Dataset rows:
━━━

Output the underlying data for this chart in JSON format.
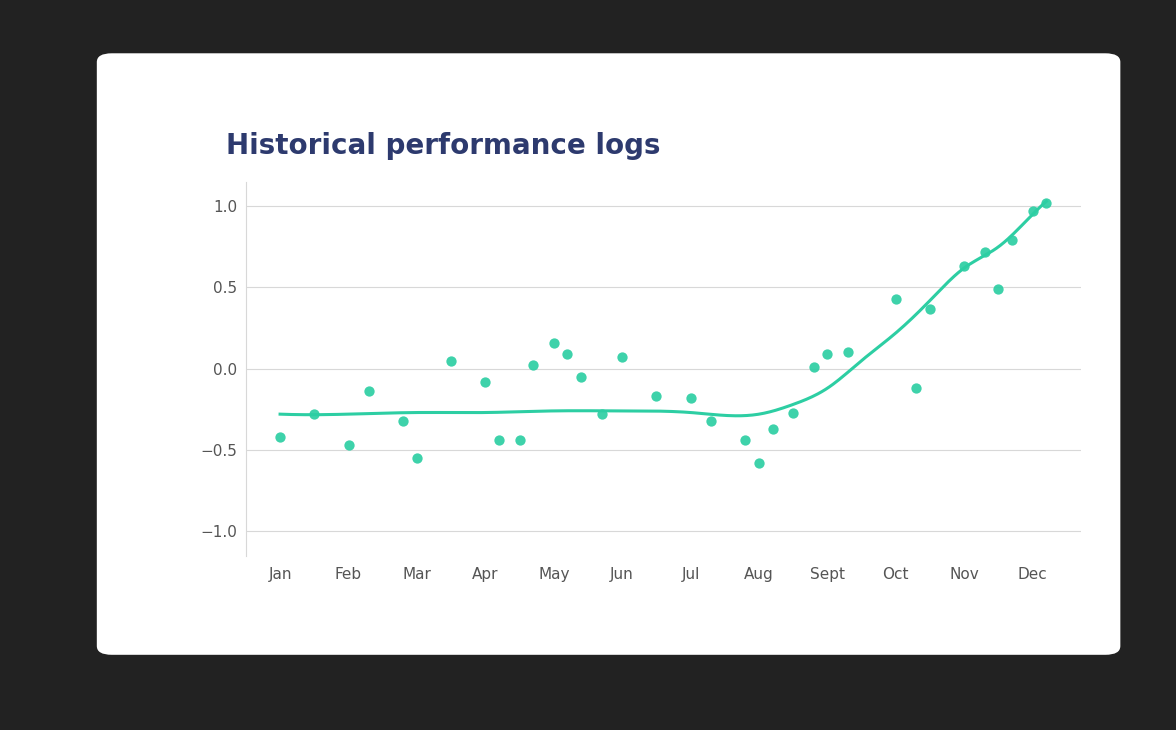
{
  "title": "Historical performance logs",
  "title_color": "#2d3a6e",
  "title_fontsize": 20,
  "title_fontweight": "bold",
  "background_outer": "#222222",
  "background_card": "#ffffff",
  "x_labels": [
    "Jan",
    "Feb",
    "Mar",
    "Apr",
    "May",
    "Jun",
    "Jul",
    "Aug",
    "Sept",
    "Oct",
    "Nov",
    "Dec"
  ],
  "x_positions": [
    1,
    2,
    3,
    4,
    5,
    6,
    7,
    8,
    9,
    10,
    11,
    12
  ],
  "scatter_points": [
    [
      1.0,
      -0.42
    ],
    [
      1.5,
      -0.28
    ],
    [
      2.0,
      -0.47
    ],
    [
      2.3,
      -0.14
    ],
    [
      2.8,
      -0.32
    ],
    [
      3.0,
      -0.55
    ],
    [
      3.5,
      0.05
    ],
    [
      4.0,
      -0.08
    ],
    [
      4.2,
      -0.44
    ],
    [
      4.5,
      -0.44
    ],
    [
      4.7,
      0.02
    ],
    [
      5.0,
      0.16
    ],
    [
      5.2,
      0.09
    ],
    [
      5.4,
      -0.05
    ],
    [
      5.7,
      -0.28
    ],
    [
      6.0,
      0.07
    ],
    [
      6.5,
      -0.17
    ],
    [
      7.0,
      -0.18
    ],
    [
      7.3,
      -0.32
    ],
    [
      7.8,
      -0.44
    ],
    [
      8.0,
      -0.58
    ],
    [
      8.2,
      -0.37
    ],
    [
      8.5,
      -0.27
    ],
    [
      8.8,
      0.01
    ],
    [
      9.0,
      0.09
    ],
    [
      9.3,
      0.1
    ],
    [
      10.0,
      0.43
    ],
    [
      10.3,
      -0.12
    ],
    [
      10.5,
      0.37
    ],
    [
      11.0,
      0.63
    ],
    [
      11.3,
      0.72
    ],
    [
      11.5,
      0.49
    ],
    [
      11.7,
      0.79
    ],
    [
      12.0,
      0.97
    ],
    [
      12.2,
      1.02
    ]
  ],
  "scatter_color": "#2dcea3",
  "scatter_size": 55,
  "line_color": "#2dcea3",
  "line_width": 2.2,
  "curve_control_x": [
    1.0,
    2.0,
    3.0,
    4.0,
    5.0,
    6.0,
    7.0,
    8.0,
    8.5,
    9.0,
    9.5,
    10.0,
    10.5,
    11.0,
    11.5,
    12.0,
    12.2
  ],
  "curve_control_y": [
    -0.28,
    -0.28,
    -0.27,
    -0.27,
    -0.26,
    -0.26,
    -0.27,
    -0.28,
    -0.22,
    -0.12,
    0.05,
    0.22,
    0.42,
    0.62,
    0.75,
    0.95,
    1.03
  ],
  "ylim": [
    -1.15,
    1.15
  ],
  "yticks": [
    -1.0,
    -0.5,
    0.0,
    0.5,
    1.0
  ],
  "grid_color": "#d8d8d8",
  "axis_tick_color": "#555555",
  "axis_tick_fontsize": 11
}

━━━

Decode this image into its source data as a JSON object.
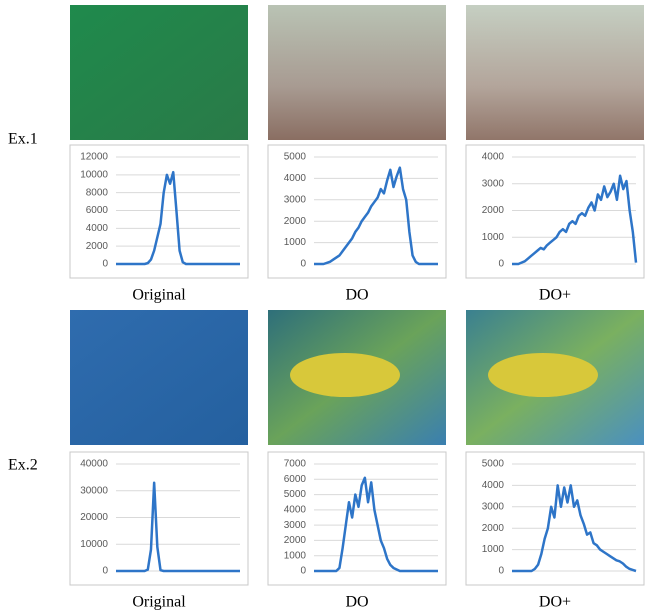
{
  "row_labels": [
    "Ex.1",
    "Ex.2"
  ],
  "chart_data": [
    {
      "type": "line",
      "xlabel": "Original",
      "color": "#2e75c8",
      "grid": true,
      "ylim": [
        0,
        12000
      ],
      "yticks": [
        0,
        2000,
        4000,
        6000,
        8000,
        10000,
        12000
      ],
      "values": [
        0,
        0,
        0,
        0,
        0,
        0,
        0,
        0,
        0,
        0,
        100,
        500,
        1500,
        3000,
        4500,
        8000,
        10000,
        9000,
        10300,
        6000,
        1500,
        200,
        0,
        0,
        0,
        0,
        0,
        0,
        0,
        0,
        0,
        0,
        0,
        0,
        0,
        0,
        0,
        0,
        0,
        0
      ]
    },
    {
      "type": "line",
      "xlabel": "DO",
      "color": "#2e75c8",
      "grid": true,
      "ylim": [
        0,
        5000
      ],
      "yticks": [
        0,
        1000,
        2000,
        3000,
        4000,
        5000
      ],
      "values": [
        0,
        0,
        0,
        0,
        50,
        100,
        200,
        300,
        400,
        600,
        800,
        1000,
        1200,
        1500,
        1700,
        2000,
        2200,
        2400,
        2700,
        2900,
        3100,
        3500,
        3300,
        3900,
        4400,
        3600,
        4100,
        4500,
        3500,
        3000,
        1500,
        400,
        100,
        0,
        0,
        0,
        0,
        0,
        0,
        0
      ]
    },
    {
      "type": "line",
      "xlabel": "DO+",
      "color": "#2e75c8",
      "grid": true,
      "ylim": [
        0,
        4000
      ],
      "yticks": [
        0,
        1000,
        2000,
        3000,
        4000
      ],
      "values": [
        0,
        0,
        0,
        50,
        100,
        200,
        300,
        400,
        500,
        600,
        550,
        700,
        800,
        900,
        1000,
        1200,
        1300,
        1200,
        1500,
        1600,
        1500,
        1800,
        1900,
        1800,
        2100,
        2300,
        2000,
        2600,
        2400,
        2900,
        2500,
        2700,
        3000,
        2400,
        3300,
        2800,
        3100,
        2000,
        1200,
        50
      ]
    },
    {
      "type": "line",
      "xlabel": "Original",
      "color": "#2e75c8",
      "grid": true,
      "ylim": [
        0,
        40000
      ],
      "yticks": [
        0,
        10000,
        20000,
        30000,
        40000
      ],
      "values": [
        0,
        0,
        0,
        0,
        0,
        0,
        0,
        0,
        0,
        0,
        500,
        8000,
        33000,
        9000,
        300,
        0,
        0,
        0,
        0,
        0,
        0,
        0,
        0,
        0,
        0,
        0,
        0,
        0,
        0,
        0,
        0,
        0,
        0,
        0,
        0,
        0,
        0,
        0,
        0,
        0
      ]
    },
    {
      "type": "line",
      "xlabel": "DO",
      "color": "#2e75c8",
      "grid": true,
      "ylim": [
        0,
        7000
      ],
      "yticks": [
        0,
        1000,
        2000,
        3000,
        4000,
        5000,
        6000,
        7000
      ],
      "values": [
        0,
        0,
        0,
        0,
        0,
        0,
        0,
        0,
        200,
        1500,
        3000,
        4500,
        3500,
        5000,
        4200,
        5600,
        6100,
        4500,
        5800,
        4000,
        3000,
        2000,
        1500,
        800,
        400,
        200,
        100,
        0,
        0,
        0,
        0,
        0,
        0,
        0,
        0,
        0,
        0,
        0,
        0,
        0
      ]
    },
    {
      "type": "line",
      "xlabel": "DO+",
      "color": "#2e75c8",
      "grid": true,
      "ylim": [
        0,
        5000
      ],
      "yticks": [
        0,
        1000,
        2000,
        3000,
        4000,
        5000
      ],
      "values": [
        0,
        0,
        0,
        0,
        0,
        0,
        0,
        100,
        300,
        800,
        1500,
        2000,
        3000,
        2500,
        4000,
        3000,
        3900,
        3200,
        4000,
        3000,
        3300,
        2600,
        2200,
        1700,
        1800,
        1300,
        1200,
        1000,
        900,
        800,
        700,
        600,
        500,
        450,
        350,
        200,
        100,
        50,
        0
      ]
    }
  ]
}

━━━

What to do: Pull out each line of the entries that contains "this".

Reply to the task:
Output the underlying data for this chart in JSON format.
Decode this image into its source data as a JSON object.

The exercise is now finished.